TASK DETAILS — State how many lines of the entries below hold the word "appInfo"; reply with nothing but the number.

--- start DATA FOR THIS EXERCISE ---

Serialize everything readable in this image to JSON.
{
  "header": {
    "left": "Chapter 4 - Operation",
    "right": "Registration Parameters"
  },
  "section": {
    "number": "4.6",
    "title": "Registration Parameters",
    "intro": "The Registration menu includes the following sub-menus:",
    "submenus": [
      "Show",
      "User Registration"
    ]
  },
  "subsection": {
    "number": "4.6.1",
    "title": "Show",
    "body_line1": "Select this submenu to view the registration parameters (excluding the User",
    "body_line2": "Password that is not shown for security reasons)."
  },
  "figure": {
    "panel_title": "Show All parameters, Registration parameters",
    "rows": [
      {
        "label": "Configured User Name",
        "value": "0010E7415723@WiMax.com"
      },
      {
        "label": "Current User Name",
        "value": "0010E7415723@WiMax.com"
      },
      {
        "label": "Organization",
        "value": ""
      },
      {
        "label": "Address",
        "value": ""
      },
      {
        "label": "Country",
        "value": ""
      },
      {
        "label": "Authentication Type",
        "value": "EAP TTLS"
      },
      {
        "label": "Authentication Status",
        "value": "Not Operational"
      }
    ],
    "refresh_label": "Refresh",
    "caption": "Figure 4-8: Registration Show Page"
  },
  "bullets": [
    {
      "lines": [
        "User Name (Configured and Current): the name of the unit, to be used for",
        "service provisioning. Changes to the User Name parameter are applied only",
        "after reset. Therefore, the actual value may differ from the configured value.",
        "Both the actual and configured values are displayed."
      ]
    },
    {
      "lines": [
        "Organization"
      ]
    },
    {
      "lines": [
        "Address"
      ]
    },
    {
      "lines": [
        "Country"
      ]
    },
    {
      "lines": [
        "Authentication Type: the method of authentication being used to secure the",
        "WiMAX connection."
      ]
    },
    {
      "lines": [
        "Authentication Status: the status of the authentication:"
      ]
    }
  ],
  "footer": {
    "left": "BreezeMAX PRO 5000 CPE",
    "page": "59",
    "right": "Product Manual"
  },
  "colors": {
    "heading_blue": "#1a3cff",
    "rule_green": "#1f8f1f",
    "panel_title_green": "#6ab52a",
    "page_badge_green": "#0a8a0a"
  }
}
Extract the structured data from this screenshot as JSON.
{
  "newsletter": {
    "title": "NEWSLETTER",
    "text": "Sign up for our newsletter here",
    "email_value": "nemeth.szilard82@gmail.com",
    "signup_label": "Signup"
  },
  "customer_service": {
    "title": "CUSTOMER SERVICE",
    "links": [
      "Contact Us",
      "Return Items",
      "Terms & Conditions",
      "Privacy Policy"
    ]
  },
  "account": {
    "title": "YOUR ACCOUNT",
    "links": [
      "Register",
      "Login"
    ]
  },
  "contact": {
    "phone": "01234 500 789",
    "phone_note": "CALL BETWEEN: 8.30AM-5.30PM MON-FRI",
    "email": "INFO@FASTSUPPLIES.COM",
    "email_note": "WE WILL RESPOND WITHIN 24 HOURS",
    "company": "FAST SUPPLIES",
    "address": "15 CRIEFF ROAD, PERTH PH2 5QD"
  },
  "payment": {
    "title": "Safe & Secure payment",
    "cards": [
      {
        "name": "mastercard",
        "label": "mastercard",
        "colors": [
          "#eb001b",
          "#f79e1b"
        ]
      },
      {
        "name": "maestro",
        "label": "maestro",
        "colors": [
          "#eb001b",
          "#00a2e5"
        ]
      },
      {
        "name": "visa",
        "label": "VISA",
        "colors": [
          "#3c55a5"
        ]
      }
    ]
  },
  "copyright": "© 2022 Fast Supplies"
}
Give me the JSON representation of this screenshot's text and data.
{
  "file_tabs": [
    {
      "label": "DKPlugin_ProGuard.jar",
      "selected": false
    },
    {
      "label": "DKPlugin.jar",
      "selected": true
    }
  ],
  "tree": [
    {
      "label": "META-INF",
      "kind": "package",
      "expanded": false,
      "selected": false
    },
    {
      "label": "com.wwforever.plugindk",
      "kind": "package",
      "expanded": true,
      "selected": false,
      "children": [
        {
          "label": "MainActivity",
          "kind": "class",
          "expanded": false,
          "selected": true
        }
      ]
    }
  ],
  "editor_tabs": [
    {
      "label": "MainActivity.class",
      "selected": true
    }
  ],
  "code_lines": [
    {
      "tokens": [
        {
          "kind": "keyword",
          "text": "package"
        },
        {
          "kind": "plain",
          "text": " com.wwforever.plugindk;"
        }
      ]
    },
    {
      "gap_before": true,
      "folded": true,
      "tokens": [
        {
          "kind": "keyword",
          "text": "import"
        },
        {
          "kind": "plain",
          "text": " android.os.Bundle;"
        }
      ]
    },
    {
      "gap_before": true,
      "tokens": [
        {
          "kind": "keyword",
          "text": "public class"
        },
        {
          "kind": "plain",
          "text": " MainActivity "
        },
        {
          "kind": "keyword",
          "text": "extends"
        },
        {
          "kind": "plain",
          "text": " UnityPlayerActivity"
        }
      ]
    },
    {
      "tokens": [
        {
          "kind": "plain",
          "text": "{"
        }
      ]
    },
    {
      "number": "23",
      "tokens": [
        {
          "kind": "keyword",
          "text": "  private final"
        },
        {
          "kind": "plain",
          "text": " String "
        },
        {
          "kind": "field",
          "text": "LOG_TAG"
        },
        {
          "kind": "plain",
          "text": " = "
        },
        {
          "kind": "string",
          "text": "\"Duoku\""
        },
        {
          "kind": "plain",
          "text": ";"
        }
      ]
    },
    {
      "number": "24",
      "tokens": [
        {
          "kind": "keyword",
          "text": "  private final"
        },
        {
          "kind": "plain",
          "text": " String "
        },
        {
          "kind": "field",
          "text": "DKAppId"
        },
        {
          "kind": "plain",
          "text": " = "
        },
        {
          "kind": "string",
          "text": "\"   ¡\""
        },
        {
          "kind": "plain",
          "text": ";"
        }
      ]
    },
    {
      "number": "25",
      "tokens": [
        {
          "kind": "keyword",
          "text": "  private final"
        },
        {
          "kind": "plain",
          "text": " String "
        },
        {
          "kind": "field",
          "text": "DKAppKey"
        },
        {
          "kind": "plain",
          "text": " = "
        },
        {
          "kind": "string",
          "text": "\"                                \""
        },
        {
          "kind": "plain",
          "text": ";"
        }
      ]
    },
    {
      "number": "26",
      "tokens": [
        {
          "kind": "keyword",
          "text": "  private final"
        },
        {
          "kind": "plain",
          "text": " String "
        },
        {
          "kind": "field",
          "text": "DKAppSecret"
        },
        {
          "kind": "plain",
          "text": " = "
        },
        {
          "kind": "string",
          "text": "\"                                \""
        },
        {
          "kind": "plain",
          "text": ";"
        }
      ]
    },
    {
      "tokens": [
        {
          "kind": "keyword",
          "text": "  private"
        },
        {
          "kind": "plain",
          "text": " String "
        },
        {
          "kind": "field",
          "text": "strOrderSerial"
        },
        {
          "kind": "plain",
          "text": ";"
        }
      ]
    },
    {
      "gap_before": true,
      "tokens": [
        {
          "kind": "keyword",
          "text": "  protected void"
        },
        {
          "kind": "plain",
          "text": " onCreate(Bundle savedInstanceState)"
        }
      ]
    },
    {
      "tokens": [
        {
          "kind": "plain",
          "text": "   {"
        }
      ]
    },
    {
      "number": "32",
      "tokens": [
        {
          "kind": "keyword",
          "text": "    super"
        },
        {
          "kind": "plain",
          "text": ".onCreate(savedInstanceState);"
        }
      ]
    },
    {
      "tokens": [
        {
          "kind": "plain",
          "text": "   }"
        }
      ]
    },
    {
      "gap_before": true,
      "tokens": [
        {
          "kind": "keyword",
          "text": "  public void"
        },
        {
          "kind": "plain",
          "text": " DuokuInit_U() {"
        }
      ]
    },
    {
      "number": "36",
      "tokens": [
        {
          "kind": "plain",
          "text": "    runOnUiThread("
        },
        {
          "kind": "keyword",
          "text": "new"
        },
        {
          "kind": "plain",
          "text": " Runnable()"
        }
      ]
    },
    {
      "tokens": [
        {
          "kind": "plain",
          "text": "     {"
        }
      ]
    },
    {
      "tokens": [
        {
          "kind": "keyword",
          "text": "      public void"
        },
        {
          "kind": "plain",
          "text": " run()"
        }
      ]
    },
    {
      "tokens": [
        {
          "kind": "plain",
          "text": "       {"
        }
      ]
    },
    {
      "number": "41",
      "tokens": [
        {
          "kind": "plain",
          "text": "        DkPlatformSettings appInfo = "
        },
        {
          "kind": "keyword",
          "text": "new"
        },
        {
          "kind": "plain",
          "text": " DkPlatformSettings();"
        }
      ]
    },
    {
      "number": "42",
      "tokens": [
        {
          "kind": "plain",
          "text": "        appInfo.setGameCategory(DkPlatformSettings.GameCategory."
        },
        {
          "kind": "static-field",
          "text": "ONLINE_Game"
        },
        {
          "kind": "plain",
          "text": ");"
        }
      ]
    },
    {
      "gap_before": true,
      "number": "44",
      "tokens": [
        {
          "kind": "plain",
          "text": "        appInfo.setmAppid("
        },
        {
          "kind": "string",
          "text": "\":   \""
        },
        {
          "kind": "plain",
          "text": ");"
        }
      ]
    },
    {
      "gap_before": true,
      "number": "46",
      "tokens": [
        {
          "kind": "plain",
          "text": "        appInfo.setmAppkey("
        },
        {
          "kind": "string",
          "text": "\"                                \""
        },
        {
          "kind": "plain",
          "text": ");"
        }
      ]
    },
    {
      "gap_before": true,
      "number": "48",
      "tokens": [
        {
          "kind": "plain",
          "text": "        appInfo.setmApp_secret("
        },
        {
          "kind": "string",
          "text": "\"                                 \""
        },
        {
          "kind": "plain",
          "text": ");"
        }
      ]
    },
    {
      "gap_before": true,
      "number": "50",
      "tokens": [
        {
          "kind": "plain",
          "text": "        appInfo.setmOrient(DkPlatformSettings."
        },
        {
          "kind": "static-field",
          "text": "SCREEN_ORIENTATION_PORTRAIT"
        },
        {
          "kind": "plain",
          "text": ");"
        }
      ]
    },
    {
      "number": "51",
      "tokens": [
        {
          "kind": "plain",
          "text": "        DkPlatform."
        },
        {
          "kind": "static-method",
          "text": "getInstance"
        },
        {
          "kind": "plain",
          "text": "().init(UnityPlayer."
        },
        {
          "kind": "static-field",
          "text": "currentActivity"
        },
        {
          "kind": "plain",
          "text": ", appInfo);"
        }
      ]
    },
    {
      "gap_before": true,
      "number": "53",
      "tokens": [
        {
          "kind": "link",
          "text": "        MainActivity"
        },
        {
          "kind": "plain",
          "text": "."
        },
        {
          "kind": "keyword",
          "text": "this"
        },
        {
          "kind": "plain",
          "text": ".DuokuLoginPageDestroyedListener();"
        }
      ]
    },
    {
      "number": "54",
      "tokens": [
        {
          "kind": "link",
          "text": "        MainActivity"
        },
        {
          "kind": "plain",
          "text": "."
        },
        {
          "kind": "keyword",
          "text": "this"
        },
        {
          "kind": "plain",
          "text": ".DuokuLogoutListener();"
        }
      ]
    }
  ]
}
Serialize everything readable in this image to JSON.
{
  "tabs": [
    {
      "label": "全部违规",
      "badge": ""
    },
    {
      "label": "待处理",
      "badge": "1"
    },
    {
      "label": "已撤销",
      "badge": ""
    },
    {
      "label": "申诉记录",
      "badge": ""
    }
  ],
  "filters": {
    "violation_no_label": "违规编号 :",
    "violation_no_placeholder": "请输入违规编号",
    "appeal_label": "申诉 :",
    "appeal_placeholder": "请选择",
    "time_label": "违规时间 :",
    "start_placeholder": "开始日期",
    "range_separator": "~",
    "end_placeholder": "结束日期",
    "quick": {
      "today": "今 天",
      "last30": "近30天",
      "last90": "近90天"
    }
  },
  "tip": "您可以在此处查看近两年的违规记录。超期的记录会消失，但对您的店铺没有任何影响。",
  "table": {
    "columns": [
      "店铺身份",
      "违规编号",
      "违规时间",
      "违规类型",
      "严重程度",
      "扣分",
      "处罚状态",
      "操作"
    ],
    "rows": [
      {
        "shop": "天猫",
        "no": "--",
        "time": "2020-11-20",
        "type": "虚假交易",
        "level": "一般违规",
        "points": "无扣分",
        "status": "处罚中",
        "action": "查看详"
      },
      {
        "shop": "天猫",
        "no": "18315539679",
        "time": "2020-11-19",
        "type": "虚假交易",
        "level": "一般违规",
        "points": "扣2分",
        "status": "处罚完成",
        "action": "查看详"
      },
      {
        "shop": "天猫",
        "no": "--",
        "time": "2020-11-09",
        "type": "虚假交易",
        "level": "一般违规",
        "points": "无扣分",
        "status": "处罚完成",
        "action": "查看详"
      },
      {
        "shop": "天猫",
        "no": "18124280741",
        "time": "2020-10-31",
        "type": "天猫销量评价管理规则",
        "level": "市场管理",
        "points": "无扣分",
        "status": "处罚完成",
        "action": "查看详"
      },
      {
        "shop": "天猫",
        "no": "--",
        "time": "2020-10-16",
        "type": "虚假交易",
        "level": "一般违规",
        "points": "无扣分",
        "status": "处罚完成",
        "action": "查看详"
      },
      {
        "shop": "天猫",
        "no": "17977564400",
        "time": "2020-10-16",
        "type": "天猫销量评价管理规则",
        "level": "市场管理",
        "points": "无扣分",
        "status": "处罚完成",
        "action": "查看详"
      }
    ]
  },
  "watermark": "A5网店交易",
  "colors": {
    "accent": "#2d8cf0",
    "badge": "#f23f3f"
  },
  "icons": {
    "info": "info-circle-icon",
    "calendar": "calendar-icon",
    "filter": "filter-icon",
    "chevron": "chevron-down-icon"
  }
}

--- end DATA FOR THIS EXERCISE ---

OUTPUT BELOW — 7